Stored entries:
= = = =

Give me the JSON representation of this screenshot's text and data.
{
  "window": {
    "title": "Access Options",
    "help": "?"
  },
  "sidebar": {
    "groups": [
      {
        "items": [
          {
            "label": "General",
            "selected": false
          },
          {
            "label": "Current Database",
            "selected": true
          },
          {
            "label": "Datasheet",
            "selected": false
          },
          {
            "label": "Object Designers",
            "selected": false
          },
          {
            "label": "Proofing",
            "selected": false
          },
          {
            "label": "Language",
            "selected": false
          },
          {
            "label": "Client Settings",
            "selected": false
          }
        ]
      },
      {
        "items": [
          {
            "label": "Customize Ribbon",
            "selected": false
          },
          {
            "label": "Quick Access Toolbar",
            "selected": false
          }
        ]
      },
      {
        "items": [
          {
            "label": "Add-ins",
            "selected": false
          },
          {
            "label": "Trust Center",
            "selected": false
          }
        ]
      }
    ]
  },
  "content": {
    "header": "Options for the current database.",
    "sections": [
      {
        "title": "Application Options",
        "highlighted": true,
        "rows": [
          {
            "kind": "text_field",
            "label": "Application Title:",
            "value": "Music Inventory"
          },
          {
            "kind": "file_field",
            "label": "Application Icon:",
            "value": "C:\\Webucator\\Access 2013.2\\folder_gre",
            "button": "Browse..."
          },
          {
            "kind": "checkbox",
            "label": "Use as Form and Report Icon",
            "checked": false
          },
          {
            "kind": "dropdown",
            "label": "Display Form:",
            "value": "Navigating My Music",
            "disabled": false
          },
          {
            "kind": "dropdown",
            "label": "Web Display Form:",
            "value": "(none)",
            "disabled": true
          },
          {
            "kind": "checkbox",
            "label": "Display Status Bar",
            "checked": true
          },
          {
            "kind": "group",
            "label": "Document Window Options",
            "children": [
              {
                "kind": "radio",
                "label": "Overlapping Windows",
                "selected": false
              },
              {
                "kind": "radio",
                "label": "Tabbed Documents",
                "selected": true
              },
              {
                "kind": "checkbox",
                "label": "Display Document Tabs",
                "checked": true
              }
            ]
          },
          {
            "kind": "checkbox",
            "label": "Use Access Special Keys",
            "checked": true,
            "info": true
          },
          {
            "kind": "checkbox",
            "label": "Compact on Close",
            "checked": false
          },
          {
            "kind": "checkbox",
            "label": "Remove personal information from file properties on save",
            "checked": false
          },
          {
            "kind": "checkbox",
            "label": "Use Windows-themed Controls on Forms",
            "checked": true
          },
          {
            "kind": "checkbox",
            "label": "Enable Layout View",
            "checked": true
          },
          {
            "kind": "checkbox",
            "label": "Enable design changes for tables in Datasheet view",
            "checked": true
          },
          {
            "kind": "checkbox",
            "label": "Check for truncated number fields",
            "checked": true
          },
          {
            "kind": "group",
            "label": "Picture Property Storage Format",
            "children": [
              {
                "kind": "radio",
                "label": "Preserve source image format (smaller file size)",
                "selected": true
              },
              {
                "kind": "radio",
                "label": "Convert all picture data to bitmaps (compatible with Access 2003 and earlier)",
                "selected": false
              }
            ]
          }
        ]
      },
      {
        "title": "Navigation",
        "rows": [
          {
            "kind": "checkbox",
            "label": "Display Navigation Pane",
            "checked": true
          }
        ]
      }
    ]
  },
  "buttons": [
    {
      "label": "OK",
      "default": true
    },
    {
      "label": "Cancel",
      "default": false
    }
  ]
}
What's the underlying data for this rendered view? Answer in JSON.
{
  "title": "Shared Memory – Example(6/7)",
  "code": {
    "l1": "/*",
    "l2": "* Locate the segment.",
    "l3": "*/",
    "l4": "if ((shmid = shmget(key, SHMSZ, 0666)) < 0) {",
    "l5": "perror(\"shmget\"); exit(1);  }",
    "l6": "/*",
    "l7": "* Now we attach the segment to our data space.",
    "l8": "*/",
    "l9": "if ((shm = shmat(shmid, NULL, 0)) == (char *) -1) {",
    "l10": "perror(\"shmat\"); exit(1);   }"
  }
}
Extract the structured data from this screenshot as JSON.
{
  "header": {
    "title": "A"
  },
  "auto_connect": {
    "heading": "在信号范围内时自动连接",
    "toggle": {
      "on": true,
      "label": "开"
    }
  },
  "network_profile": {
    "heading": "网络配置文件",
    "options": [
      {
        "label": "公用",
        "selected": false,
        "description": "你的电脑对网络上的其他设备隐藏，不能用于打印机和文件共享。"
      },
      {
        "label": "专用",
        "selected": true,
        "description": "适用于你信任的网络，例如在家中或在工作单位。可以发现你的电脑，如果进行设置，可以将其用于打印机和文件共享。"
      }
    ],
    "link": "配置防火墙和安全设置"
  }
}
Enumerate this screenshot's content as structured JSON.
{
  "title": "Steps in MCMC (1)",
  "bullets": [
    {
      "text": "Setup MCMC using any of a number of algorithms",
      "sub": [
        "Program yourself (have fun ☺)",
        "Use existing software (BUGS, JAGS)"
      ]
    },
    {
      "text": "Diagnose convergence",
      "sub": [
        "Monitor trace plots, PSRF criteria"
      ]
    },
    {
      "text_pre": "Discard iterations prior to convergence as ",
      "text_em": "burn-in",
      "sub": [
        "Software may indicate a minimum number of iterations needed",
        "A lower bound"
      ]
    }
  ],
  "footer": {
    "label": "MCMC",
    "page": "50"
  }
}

= = = =

**Request**
Extract each record, keeping it identical to the original.

**Written response**
Give me the JSON representation of this screenshot's text and data.
{
  "window": {
    "title": "Access Options",
    "help": "?"
  },
  "sidebar": {
    "groups": [
      {
        "items": [
          {
            "label": "General",
            "selected": false
          },
          {
            "label": "Current Database",
            "selected": true
          },
          {
            "label": "Datasheet",
            "selected": false
          },
          {
            "label": "Object Designers",
            "selected": false
          },
          {
            "label": "Proofing",
            "selected": false
          },
          {
            "label": "Language",
            "selected": false
          },
          {
            "label": "Client Settings",
            "selected": false
          }
        ]
      },
      {
        "items": [
          {
            "label": "Customize Ribbon",
            "selected": false
          },
          {
            "label": "Quick Access Toolbar",
            "selected": false
          }
        ]
      },
      {
        "items": [
          {
            "label": "Add-ins",
            "selected": false
          },
          {
            "label": "Trust Center",
            "selected": false
          }
        ]
      }
    ]
  },
  "content": {
    "header": "Options for the current database.",
    "sections": [
      {
        "title": "Application Options",
        "highlighted": true,
        "rows": [
          {
            "kind": "text_field",
            "label": "Application Title:",
            "value": "Music Inventory"
          },
          {
            "kind": "file_field",
            "label": "Application Icon:",
            "value": "C:\\Webucator\\Access 2013.2\\folder_gre",
            "button": "Browse..."
          },
          {
            "kind": "checkbox",
            "label": "Use as Form and Report Icon",
            "checked": false
          },
          {
            "kind": "dropdown",
            "label": "Display Form:",
            "value": "Navigating My Music",
            "disabled": false
          },
          {
            "kind": "dropdown",
            "label": "Web Display Form:",
            "value": "(none)",
            "disabled": true
          },
          {
            "kind": "checkbox",
            "label": "Display Status Bar",
            "checked": true
          },
          {
            "kind": "group",
            "label": "Document Window Options",
            "children": [
              {
                "kind": "radio",
                "label": "Overlapping Windows",
                "selected": false
              },
              {
                "kind": "radio",
                "label": "Tabbed Documents",
                "selected": true
              },
              {
                "kind": "checkbox",
                "label": "Display Document Tabs",
                "checked": true
              }
            ]
          },
          {
            "kind": "checkbox",
            "label": "Use Access Special Keys",
            "checked": true,
            "info": true
          },
          {
            "kind": "checkbox",
            "label": "Compact on Close",
            "checked": false
          },
          {
            "kind": "checkbox",
            "label": "Remove personal information from file properties on save",
            "checked": false
          },
          {
            "kind": "checkbox",
            "label": "Use Windows-themed Controls on Forms",
            "checked": true
          },
          {
            "kind": "checkbox",
            "label": "Enable Layout View",
            "checked": true
          },
          {
            "kind": "checkbox",
            "label": "Enable design changes for tables in Datasheet view",
            "checked": true
          },
          {
            "kind": "checkbox",
            "label": "Check for truncated number fields",
            "checked": true
          },
          {
            "kind": "group",
            "label": "Picture Property Storage Format",
            "children": [
              {
                "kind": "radio",
                "label": "Preserve source image format (smaller file size)",
                "selected": true
              },
              {
                "kind": "radio",
                "label": "Convert all picture data to bitmaps (compatible with Access 2003 and earlier)",
                "selected": false
              }
            ]
          }
        ]
      },
      {
        "title": "Navigation",
        "rows": [
          {
            "kind": "checkbox",
            "label": "Display Navigation Pane",
            "checked": true
          }
        ]
      }
    ]
  },
  "buttons": [
    {
      "label": "OK",
      "default": true
    },
    {
      "label": "Cancel",
      "default": false
    }
  ]
}
What's the underlying data for this rendered view? Answer in JSON.
{
  "title": "Shared Memory – Example(6/7)",
  "code": {
    "l1": "/*",
    "l2": "* Locate the segment.",
    "l3": "*/",
    "l4": "if ((shmid = shmget(key, SHMSZ, 0666)) < 0) {",
    "l5": "perror(\"shmget\"); exit(1);  }",
    "l6": "/*",
    "l7": "* Now we attach the segment to our data space.",
    "l8": "*/",
    "l9": "if ((shm = shmat(shmid, NULL, 0)) == (char *) -1) {",
    "l10": "perror(\"shmat\"); exit(1);   }"
  }
}
Extract the structured data from this screenshot as JSON.
{
  "header": {
    "title": "A"
  },
  "auto_connect": {
    "heading": "在信号范围内时自动连接",
    "toggle": {
      "on": true,
      "label": "开"
    }
  },
  "network_profile": {
    "heading": "网络配置文件",
    "options": [
      {
        "label": "公用",
        "selected": false,
        "description": "你的电脑对网络上的其他设备隐藏，不能用于打印机和文件共享。"
      },
      {
        "label": "专用",
        "selected": true,
        "description": "适用于你信任的网络，例如在家中或在工作单位。可以发现你的电脑，如果进行设置，可以将其用于打印机和文件共享。"
      }
    ],
    "link": "配置防火墙和安全设置"
  }
}
Enumerate this screenshot's content as structured JSON.
{
  "title": "Steps in MCMC (1)",
  "bullets": [
    {
      "text": "Setup MCMC using any of a number of algorithms",
      "sub": [
        "Program yourself (have fun ☺)",
        "Use existing software (BUGS, JAGS)"
      ]
    },
    {
      "text": "Diagnose convergence",
      "sub": [
        "Monitor trace plots, PSRF criteria"
      ]
    },
    {
      "text_pre": "Discard iterations prior to convergence as ",
      "text_em": "burn-in",
      "sub": [
        "Software may indicate a minimum number of iterations needed",
        "A lower bound"
      ]
    }
  ],
  "footer": {
    "label": "MCMC",
    "page": "50"
  }
}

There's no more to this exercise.